# [GIVEN TASK]
What follows is a set of records; repeat all of them exactly.

# [INPUT FOR THIS TASK]
════════════════════
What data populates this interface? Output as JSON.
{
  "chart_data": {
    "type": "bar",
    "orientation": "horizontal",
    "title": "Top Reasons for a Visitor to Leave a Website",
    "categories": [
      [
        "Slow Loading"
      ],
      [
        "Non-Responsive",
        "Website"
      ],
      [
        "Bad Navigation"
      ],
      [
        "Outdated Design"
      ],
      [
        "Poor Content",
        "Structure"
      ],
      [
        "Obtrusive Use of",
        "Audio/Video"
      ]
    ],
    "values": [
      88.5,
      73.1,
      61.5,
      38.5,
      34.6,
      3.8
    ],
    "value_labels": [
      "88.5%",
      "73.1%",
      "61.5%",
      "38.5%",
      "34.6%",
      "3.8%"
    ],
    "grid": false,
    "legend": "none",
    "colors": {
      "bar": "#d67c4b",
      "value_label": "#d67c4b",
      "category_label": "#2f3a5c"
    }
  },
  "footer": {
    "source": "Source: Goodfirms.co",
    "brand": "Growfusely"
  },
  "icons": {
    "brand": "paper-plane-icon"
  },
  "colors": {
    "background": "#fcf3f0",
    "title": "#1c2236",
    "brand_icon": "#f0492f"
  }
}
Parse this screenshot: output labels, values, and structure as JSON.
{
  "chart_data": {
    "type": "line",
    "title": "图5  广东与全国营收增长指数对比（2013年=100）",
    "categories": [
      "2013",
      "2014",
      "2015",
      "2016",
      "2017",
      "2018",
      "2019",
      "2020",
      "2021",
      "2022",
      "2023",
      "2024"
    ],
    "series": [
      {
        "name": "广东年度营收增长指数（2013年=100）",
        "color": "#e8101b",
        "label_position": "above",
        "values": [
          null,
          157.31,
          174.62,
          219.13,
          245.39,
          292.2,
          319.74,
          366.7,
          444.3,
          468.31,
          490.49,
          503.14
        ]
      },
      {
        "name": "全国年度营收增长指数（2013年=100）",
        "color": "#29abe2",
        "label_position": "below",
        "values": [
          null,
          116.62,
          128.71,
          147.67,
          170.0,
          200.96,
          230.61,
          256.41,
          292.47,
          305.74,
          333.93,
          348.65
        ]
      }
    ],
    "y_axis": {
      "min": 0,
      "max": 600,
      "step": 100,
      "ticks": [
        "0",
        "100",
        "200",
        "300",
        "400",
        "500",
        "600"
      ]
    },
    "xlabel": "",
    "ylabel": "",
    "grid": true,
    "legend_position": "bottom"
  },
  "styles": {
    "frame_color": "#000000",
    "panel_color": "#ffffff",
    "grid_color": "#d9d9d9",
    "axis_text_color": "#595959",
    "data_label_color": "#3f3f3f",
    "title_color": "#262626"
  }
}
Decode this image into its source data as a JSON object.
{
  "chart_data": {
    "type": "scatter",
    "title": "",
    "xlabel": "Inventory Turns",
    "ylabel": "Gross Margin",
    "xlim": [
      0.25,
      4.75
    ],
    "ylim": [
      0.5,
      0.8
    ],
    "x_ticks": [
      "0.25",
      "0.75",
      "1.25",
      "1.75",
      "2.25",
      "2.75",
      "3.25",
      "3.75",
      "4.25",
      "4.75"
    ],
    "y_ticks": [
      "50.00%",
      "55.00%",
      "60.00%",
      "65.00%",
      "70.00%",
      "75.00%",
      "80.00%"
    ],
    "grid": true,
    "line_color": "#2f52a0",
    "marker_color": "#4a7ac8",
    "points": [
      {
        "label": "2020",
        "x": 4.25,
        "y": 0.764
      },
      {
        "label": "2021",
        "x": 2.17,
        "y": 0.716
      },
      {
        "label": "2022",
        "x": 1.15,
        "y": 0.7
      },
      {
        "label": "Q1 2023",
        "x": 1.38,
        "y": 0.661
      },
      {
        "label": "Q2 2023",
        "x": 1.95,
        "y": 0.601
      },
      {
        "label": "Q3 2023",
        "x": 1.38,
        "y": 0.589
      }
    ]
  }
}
════════════════════
# [TASK OUTPUT]
What data populates this interface? Output as JSON.
{
  "chart_data": {
    "type": "bar",
    "orientation": "horizontal",
    "title": "Top Reasons for a Visitor to Leave a Website",
    "categories": [
      [
        "Slow Loading"
      ],
      [
        "Non-Responsive",
        "Website"
      ],
      [
        "Bad Navigation"
      ],
      [
        "Outdated Design"
      ],
      [
        "Poor Content",
        "Structure"
      ],
      [
        "Obtrusive Use of",
        "Audio/Video"
      ]
    ],
    "values": [
      88.5,
      73.1,
      61.5,
      38.5,
      34.6,
      3.8
    ],
    "value_labels": [
      "88.5%",
      "73.1%",
      "61.5%",
      "38.5%",
      "34.6%",
      "3.8%"
    ],
    "grid": false,
    "legend": "none",
    "colors": {
      "bar": "#d67c4b",
      "value_label": "#d67c4b",
      "category_label": "#2f3a5c"
    }
  },
  "footer": {
    "source": "Source: Goodfirms.co",
    "brand": "Growfusely"
  },
  "icons": {
    "brand": "paper-plane-icon"
  },
  "colors": {
    "background": "#fcf3f0",
    "title": "#1c2236",
    "brand_icon": "#f0492f"
  }
}
Parse this screenshot: output labels, values, and structure as JSON.
{
  "chart_data": {
    "type": "line",
    "title": "图5  广东与全国营收增长指数对比（2013年=100）",
    "categories": [
      "2013",
      "2014",
      "2015",
      "2016",
      "2017",
      "2018",
      "2019",
      "2020",
      "2021",
      "2022",
      "2023",
      "2024"
    ],
    "series": [
      {
        "name": "广东年度营收增长指数（2013年=100）",
        "color": "#e8101b",
        "label_position": "above",
        "values": [
          null,
          157.31,
          174.62,
          219.13,
          245.39,
          292.2,
          319.74,
          366.7,
          444.3,
          468.31,
          490.49,
          503.14
        ]
      },
      {
        "name": "全国年度营收增长指数（2013年=100）",
        "color": "#29abe2",
        "label_position": "below",
        "values": [
          null,
          116.62,
          128.71,
          147.67,
          170.0,
          200.96,
          230.61,
          256.41,
          292.47,
          305.74,
          333.93,
          348.65
        ]
      }
    ],
    "y_axis": {
      "min": 0,
      "max": 600,
      "step": 100,
      "ticks": [
        "0",
        "100",
        "200",
        "300",
        "400",
        "500",
        "600"
      ]
    },
    "xlabel": "",
    "ylabel": "",
    "grid": true,
    "legend_position": "bottom"
  },
  "styles": {
    "frame_color": "#000000",
    "panel_color": "#ffffff",
    "grid_color": "#d9d9d9",
    "axis_text_color": "#595959",
    "data_label_color": "#3f3f3f",
    "title_color": "#262626"
  }
}
Decode this image into its source data as a JSON object.
{
  "chart_data": {
    "type": "scatter",
    "title": "",
    "xlabel": "Inventory Turns",
    "ylabel": "Gross Margin",
    "xlim": [
      0.25,
      4.75
    ],
    "ylim": [
      0.5,
      0.8
    ],
    "x_ticks": [
      "0.25",
      "0.75",
      "1.25",
      "1.75",
      "2.25",
      "2.75",
      "3.25",
      "3.75",
      "4.25",
      "4.75"
    ],
    "y_ticks": [
      "50.00%",
      "55.00%",
      "60.00%",
      "65.00%",
      "70.00%",
      "75.00%",
      "80.00%"
    ],
    "grid": true,
    "line_color": "#2f52a0",
    "marker_color": "#4a7ac8",
    "points": [
      {
        "label": "2020",
        "x": 4.25,
        "y": 0.764
      },
      {
        "label": "2021",
        "x": 2.17,
        "y": 0.716
      },
      {
        "label": "2022",
        "x": 1.15,
        "y": 0.7
      },
      {
        "label": "Q1 2023",
        "x": 1.38,
        "y": 0.661
      },
      {
        "label": "Q2 2023",
        "x": 1.95,
        "y": 0.601
      },
      {
        "label": "Q3 2023",
        "x": 1.38,
        "y": 0.589
      }
    ]
  }
}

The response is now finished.